Stated task -
Could you write out every entry exactly as it stands?

>>>>

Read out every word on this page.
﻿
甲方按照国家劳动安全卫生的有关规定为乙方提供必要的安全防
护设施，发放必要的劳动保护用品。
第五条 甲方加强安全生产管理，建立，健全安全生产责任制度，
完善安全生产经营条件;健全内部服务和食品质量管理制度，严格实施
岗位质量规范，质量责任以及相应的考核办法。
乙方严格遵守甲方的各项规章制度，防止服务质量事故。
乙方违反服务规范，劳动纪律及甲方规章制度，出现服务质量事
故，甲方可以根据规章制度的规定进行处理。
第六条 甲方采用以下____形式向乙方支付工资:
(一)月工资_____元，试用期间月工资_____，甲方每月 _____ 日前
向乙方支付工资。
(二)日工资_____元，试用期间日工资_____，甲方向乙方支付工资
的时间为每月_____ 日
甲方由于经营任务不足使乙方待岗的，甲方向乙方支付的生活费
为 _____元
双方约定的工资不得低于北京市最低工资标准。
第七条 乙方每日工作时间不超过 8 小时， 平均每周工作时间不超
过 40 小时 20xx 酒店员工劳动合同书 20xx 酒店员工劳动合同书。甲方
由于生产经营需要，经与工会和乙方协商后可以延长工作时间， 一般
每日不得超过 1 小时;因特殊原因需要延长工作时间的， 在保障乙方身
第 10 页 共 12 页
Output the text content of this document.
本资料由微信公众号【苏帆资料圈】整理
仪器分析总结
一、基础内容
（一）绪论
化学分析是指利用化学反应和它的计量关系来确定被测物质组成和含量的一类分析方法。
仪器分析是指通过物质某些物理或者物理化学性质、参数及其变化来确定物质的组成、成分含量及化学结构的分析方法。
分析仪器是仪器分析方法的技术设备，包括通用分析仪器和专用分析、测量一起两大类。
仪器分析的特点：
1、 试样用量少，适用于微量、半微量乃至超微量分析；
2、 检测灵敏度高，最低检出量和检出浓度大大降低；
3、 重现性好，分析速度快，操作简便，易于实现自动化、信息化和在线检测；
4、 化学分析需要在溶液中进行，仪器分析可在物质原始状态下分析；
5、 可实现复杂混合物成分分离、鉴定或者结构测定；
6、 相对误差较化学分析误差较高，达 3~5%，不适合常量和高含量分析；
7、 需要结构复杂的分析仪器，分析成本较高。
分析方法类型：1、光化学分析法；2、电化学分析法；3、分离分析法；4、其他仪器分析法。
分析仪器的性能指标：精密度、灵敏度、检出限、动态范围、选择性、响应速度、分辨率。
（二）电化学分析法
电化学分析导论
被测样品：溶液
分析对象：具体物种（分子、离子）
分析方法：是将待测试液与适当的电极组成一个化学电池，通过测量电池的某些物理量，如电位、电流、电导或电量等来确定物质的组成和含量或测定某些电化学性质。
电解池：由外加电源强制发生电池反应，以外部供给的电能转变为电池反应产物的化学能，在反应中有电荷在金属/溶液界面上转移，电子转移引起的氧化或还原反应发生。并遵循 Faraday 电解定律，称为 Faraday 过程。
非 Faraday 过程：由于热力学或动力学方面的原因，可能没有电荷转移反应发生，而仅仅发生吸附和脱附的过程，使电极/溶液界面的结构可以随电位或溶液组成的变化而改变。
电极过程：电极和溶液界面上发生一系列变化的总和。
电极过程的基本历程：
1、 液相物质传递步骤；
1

<<<<

Task output -
Read out every word on this page.
﻿
甲方按照国家劳动安全卫生的有关规定为乙方提供必要的安全防
护设施，发放必要的劳动保护用品。
第五条 甲方加强安全生产管理，建立，健全安全生产责任制度，
完善安全生产经营条件;健全内部服务和食品质量管理制度，严格实施
岗位质量规范，质量责任以及相应的考核办法。
乙方严格遵守甲方的各项规章制度，防止服务质量事故。
乙方违反服务规范，劳动纪律及甲方规章制度，出现服务质量事
故，甲方可以根据规章制度的规定进行处理。
第六条 甲方采用以下____形式向乙方支付工资:
(一)月工资_____元，试用期间月工资_____，甲方每月 _____ 日前
向乙方支付工资。
(二)日工资_____元，试用期间日工资_____，甲方向乙方支付工资
的时间为每月_____ 日
甲方由于经营任务不足使乙方待岗的，甲方向乙方支付的生活费
为 _____元
双方约定的工资不得低于北京市最低工资标准。
第七条 乙方每日工作时间不超过 8 小时， 平均每周工作时间不超
过 40 小时 20xx 酒店员工劳动合同书 20xx 酒店员工劳动合同书。甲方
由于生产经营需要，经与工会和乙方协商后可以延长工作时间， 一般
每日不得超过 1 小时;因特殊原因需要延长工作时间的， 在保障乙方身
第 10 页 共 12 页
Output the text content of this document.
本资料由微信公众号【苏帆资料圈】整理
仪器分析总结
一、基础内容
（一）绪论
化学分析是指利用化学反应和它的计量关系来确定被测物质组成和含量的一类分析方法。
仪器分析是指通过物质某些物理或者物理化学性质、参数及其变化来确定物质的组成、成分含量及化学结构的分析方法。
分析仪器是仪器分析方法的技术设备，包括通用分析仪器和专用分析、测量一起两大类。
仪器分析的特点：
1、 试样用量少，适用于微量、半微量乃至超微量分析；
2、 检测灵敏度高，最低检出量和检出浓度大大降低；
3、 重现性好，分析速度快，操作简便，易于实现自动化、信息化和在线检测；
4、 化学分析需要在溶液中进行，仪器分析可在物质原始状态下分析；
5、 可实现复杂混合物成分分离、鉴定或者结构测定；
6、 相对误差较化学分析误差较高，达 3~5%，不适合常量和高含量分析；
7、 需要结构复杂的分析仪器，分析成本较高。
分析方法类型：1、光化学分析法；2、电化学分析法；3、分离分析法；4、其他仪器分析法。
分析仪器的性能指标：精密度、灵敏度、检出限、动态范围、选择性、响应速度、分辨率。
（二）电化学分析法
电化学分析导论
被测样品：溶液
分析对象：具体物种（分子、离子）
分析方法：是将待测试液与适当的电极组成一个化学电池，通过测量电池的某些物理量，如电位、电流、电导或电量等来确定物质的组成和含量或测定某些电化学性质。
电解池：由外加电源强制发生电池反应，以外部供给的电能转变为电池反应产物的化学能，在反应中有电荷在金属/溶液界面上转移，电子转移引起的氧化或还原反应发生。并遵循 Faraday 电解定律，称为 Faraday 过程。
非 Faraday 过程：由于热力学或动力学方面的原因，可能没有电荷转移反应发生，而仅仅发生吸附和脱附的过程，使电极/溶液界面的结构可以随电位或溶液组成的变化而改变。
电极过程：电极和溶液界面上发生一系列变化的总和。
电极过程的基本历程：
1、 液相物质传递步骤；
1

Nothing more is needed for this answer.